(Raw records)

━━━━

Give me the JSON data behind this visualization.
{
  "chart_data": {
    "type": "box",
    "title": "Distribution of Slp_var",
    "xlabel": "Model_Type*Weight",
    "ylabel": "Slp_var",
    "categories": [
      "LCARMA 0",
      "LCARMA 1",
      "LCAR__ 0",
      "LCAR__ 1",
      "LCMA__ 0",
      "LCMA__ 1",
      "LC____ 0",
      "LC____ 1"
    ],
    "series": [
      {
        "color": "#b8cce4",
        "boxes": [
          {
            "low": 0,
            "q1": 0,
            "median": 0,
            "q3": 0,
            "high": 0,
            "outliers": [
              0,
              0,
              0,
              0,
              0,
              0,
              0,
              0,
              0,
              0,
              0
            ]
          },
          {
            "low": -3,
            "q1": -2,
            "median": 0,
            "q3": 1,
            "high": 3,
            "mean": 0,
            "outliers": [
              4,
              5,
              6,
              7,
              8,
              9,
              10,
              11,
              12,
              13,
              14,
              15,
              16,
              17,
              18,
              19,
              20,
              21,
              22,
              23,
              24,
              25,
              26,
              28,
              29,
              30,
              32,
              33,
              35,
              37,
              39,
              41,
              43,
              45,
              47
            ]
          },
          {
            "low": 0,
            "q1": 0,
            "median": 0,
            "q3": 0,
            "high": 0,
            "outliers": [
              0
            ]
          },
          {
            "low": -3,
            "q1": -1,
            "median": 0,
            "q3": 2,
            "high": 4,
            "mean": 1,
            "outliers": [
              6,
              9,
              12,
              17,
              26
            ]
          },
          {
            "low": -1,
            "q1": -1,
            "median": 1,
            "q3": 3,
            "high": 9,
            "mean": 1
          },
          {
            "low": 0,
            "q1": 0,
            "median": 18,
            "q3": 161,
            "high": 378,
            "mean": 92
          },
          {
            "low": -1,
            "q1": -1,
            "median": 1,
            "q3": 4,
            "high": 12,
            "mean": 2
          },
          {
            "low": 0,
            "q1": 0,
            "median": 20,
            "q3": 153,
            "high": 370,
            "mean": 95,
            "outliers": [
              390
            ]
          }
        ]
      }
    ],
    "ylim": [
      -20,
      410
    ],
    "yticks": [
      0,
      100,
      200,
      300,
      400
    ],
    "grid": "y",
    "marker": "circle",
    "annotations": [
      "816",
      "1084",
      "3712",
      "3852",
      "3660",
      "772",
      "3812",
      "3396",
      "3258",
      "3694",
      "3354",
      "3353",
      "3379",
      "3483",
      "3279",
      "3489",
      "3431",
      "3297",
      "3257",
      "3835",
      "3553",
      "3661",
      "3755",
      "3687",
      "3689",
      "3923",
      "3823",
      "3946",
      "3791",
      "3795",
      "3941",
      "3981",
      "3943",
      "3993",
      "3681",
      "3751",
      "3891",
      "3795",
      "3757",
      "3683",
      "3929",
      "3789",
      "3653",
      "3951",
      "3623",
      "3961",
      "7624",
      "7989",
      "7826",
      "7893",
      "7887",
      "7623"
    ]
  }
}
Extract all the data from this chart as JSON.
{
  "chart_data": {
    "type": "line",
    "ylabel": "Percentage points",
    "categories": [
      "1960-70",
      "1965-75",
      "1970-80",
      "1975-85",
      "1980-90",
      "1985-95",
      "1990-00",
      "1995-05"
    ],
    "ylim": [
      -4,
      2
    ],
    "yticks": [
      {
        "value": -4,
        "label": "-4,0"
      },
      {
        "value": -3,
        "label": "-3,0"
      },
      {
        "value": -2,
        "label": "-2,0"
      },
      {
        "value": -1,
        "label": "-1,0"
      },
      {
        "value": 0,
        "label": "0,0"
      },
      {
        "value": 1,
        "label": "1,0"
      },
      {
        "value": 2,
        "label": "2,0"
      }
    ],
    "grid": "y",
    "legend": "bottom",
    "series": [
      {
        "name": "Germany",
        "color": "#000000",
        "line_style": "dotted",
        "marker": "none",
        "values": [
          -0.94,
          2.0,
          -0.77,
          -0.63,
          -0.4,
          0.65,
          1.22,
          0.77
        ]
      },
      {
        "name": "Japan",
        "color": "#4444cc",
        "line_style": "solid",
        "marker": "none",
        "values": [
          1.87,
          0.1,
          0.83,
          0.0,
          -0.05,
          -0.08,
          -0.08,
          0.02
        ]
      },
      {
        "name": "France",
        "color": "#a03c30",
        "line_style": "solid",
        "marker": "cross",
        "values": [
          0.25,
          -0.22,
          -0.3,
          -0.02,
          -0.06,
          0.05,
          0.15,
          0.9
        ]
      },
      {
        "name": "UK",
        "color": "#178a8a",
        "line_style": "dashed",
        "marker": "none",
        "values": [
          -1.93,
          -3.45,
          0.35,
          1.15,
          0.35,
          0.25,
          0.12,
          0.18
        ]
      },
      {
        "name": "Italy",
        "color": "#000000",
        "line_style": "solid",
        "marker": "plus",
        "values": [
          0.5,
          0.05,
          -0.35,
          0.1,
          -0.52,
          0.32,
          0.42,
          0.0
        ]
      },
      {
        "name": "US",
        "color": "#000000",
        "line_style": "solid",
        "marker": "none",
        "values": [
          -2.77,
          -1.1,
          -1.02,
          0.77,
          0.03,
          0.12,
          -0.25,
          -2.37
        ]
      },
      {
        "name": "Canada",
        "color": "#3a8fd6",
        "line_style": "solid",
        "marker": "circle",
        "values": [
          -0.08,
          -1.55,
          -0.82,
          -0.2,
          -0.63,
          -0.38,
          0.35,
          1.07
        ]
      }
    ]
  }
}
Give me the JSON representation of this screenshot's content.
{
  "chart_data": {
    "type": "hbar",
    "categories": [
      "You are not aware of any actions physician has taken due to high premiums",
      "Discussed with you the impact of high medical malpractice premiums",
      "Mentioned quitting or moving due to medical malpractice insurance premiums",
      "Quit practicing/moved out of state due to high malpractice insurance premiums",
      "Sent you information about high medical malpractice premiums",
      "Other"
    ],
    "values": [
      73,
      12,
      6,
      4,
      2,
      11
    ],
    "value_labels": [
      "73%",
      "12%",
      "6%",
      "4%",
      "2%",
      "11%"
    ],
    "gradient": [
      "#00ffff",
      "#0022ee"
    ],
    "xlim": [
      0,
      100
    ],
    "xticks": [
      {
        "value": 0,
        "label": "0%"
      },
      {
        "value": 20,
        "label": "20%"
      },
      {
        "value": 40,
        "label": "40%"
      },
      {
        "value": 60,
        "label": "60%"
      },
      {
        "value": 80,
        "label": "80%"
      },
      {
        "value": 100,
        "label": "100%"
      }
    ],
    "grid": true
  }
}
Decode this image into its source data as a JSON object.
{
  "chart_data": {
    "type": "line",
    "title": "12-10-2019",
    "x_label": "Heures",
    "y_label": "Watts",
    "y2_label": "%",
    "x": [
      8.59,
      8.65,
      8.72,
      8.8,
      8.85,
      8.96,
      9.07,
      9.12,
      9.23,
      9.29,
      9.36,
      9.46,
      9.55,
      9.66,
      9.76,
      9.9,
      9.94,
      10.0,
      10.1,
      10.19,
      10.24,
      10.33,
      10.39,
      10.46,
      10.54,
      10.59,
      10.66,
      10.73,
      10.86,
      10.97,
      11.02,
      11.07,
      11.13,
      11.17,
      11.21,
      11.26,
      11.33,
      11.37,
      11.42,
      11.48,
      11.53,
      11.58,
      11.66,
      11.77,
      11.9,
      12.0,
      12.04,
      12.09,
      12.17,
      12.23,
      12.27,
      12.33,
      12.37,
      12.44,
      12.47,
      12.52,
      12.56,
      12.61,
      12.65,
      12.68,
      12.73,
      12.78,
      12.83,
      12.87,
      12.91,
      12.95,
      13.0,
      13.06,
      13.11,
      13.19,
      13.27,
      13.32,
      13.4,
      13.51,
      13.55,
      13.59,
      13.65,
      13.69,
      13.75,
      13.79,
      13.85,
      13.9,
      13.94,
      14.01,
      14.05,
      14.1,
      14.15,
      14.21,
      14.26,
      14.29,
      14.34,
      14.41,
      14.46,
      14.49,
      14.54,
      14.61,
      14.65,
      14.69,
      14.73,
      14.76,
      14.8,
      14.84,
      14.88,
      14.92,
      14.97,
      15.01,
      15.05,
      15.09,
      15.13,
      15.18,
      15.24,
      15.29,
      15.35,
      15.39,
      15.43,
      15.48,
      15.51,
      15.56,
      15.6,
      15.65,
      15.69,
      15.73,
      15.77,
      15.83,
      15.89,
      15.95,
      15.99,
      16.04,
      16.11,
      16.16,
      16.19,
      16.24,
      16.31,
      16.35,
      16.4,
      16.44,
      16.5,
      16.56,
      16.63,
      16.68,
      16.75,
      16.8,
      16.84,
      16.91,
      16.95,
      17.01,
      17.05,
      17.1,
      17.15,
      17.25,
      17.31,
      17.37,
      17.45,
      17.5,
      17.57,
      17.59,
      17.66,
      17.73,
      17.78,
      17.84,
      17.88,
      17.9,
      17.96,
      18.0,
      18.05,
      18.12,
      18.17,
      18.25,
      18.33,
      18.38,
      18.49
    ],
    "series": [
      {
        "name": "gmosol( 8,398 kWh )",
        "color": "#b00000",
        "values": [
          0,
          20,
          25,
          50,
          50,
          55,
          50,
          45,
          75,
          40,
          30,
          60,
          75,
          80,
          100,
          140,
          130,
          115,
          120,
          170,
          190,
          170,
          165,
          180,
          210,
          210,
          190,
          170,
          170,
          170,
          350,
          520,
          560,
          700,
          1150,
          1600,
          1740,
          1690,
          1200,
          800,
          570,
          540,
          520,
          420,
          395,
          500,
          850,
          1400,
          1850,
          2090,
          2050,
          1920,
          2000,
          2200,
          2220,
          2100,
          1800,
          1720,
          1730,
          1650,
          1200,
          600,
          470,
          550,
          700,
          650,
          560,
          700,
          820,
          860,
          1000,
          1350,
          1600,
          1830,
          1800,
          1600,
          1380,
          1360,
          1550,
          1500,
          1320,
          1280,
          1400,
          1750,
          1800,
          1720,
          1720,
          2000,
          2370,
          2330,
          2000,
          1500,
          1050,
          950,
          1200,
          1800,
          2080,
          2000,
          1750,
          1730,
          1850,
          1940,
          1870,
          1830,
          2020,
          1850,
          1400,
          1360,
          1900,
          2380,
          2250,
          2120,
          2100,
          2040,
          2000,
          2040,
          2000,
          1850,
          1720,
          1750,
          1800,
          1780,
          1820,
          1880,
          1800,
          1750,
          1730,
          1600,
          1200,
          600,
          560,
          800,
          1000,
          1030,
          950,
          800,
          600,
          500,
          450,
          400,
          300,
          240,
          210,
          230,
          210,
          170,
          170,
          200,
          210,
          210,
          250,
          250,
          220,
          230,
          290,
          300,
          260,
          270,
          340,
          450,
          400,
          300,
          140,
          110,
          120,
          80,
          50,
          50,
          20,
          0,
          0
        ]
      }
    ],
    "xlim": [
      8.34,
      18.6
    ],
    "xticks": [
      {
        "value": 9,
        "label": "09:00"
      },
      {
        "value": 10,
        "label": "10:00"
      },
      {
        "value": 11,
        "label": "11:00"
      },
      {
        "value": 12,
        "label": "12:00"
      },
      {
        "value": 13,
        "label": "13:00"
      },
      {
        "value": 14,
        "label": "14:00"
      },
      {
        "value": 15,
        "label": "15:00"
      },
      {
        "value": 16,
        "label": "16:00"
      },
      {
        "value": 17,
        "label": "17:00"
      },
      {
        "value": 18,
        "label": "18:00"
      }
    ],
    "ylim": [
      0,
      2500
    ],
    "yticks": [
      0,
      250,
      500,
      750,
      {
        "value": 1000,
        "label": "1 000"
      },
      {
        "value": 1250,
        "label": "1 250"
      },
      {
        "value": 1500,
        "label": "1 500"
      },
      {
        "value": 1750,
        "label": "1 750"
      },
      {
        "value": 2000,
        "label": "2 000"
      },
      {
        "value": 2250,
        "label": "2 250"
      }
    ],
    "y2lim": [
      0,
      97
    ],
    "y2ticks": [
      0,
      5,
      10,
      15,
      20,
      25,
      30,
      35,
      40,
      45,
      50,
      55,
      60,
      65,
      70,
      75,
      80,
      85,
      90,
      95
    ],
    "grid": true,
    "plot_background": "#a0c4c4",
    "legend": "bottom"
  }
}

━━━━

Look through the data above. Each line containing the word "this" needs to be copied.

Give me the JSON data behind this visualization.
Extract all the data from this chart as JSON.
Give me the JSON representation of this screenshot's content.
Decode this image into its source data as a JSON object.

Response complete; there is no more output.